Problems and tasks:
**A.** Answer these from the Motörhead interview, one line each:
(i) In what year did Motörhead play their debut gig?
(ii) What is the title of the band's latest album?
(iii) What does Lemmy say he is getting removed from his face?
**B.** Write what comes next in the Motörhead interview, picking up after its final line.

Quoted text:
Since their debut gig in 1975, Motörhead have stayed true to their original sonic template — a furious drag race of thundering drums, buzz-saw guitar chords and clattering Rickenbacker bass runs, all prodded incessantly onward by Lemmy's road-scorched howl. "We've always done the same thing, because the original idea was a good one," Lemmy explains.
In 27 years, Motörhead have never released a disco remix, ventured into synth-pop or rap-rock, or recorded a duet with Kylie Minogue. Which is precisely why the band has inspired everyone from Metallica to Hatebreed and continues to be worshipped by punks and metalheads everywhere — they know that, as long as Lemmy walks the earth, Motörhead will be kicking some serious ass. Just ask Dave Grohl.
"He is the last man standing and no one even comes close," Grohl raves. "That guy is a true rock & roller. Everyone else is just trying."
Hammered, Motörhead's latest album, certainly proves that Lemmy and Co. can still kick the shit out of the competition, and that the band has lost none of its punch or purpose. Lemmy himself seems quite pleased with the album. "The new record is wonderful!" he crows. "You should buy at least 10 copies each, so we can become millionaires and live in houses in the Hollywood Hills, build recording studios in our basements, and never come down." But as we sit soaking up the sunshine (and bourbon) on the balcony of a posh West Hollywood hotel just around the corner from his less-than-palatial apartment, our conversation quickly takes some decidedly nonpromotional turns.
With strong opinions on everything from politics to porn, Lemmy doesn't have much patience with the backslapping marketing rituals of today's music business. He's seen any number of "Next Big Things" come and go and has amassed a veritable treasure trove of great rock & roll stories that span his five decades in the business. Spending an afternoon with Lemmy Kilmister is a little like sitting at the knee of an old pirate: The tales come as quickly as the booze, and all you can do is kick back and go with the flow.
REVOLVER Did I hear that you're getting the legendary moles on your face removed?
LEMMY KILMISTER Yeah. I'm tired of 'em. They get bigger as you get older, and I've been shaving around them long enough. But they're deep, you know—it's gonna be difficult to get 'em out.
REVOLVER You should donate them to the Rock & Roll Hall of Fame.
KILMISTER Yeah, in a block of Lucite! [Laughs] I could sell 'em on the Internet, like that porn star chick, Houston, who sold pieces of her labia after having them reduced. She once took on 500 guys in an afternoon, and she still looks wonderful. But the one I like is Midori, the black one. I like black chicks.
REVOLVER Have you ever dated a porn star?
KILMISTER Oh yeah, a few. I dated Jasmine St. Clair, and Purple Passions, a black girl. I've dated a few ex–porn stars, dated a lot of strippers.
REVOLVER The Motörhead image is all about boozing, speeding, fucking. How much of that image is for real?

Data provided:
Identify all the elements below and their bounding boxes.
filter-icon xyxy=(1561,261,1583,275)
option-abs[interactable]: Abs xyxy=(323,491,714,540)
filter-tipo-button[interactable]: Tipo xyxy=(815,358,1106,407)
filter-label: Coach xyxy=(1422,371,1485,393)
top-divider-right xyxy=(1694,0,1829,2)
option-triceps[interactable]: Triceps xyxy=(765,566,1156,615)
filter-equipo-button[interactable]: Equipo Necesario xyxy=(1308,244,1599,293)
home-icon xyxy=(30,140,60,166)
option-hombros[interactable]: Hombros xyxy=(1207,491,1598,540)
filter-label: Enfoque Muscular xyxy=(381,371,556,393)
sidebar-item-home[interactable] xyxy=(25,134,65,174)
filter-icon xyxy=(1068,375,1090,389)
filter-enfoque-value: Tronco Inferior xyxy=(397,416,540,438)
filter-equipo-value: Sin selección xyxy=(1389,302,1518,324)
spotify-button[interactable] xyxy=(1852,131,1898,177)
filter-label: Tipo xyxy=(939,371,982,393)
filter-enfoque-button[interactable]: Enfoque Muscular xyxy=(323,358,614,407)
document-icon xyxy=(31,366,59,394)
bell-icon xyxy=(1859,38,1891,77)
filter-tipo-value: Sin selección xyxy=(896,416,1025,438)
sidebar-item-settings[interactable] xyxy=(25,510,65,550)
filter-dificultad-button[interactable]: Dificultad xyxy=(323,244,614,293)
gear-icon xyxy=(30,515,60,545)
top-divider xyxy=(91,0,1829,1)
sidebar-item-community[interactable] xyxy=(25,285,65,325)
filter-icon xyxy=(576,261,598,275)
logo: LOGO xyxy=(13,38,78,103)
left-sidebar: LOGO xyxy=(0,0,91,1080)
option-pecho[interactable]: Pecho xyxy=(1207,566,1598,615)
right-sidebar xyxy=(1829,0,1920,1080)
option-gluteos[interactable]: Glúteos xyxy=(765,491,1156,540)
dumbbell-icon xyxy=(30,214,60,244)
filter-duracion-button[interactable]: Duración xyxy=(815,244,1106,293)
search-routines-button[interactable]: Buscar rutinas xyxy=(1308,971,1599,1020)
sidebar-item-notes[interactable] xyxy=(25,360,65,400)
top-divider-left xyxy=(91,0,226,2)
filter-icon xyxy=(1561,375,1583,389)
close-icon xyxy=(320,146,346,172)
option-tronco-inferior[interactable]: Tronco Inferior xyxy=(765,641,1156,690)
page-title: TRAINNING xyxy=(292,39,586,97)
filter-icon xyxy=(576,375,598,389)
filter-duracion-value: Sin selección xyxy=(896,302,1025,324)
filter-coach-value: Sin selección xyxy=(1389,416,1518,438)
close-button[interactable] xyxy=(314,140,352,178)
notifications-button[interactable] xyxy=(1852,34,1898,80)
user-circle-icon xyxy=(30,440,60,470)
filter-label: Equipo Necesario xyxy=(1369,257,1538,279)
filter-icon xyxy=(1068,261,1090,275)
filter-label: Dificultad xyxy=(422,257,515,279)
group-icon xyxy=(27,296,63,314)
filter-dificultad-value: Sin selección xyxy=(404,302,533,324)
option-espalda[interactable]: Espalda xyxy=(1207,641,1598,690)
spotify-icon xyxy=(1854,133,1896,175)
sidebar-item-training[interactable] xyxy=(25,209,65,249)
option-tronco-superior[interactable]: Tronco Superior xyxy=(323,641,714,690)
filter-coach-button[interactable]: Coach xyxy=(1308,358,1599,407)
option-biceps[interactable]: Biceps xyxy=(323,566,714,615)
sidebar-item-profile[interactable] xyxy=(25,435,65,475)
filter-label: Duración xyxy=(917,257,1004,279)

In response:
**A.**
(i) 1975
(ii) Hammered
(iii) His moles

**B.**
KILMISTER All of it.
KILMISTER Yeah, absolutely. What else are you gonna do? Go home and play fucking cribbage? The only reason I'm in this business is for the chicks, anyway. I started playing guitar in 1958 because I saw this kid bring his guitar to school and he was immediately surrounded by all these girls. It was like, "Oh, I see! Gotcha!" My mother had a guitar, see. It was hanging on the fuckin' wall, so I put some strings on it and took it to school. And it worked — I was surrounded by chicks! [Laughs] Two weeks later, I started learning to play, because they expect you to play after a while! The neighbor next door showed me three chords, and that's all I needed.
Born in 1945 in Stoke-on-Trent, England, the lad then known as Ian Kilmister spent his adolescence in North Wales, grooving to the wild American sounds of Eddie Cochran, Little Richard and Buddy Holly. When he was 16, a girlfriend of his from Liverpool turned him on to a band that was starting to create a bit of a local buzz.
KILMISTER She said, "There's this new band up in Liverpool — you've got to see them." I said, "I'll come up, if you put me up for the night." So really it was lust that drove me to the Beatles. We went up and saw the Beatles at the Cavern, and they were fucking tremendous. They walked on, and it was like one person, indivisible. George used to sing "Too Much Monkey Business" onstage. Paul would do "Besame Mucho" and used to throw sandwiches into the audience. This kid in the audience yelled, "John Lennon's a fuckin' queer!" And John said, "Who said that?" He didn't have his glasses on, so he couldn't see shit. He put 'em on, and the kid said, "I fuckin' did!" John said, "Hang on!" He took his guitar off, went down in there and hit the kid in the nuts about three times before he hit the floor. Bang! Bang! Bang! [Laughs] John was like, "Right. Anybody else?" Then he got back up, and they went right into "Hippy Hippy Shake"!
Lemmy's first professional gig of note was as the rhythm guitarist of the Rockin' Vicars. Based in Manchester, the Vicars never achieved much chart success, but they were known to put on a show that rivaled the Who's penchant for outrageous outfits and sheer onstage mayhem.
REVOLVER Were the Vicars mods?
KILMISTER No, we were longhairs. We had vicars' collars and black shirts, right? Finnish national costume smocks, which were bright blue with all this felt embroidery, skintight white jeans with a lace-up fly, which was very awkward if you had to piss before the show, and Laplander reindeer skin boots. We looked weird, you know? This was before acid, even, and we looked fuckin' weird. We used to come onstage and do this high-powered set, and then we'd smash all the equipment up. We had fake speaker cabinets, and we used to just smash the guitars through the middle of 'em, and leave them hanging there screaming. Great band, you know? But south of Birmingham, nobody'd ever heard of us. In the north of England, however, we were getting 200 pounds [about $350] a night, which in those days was big money.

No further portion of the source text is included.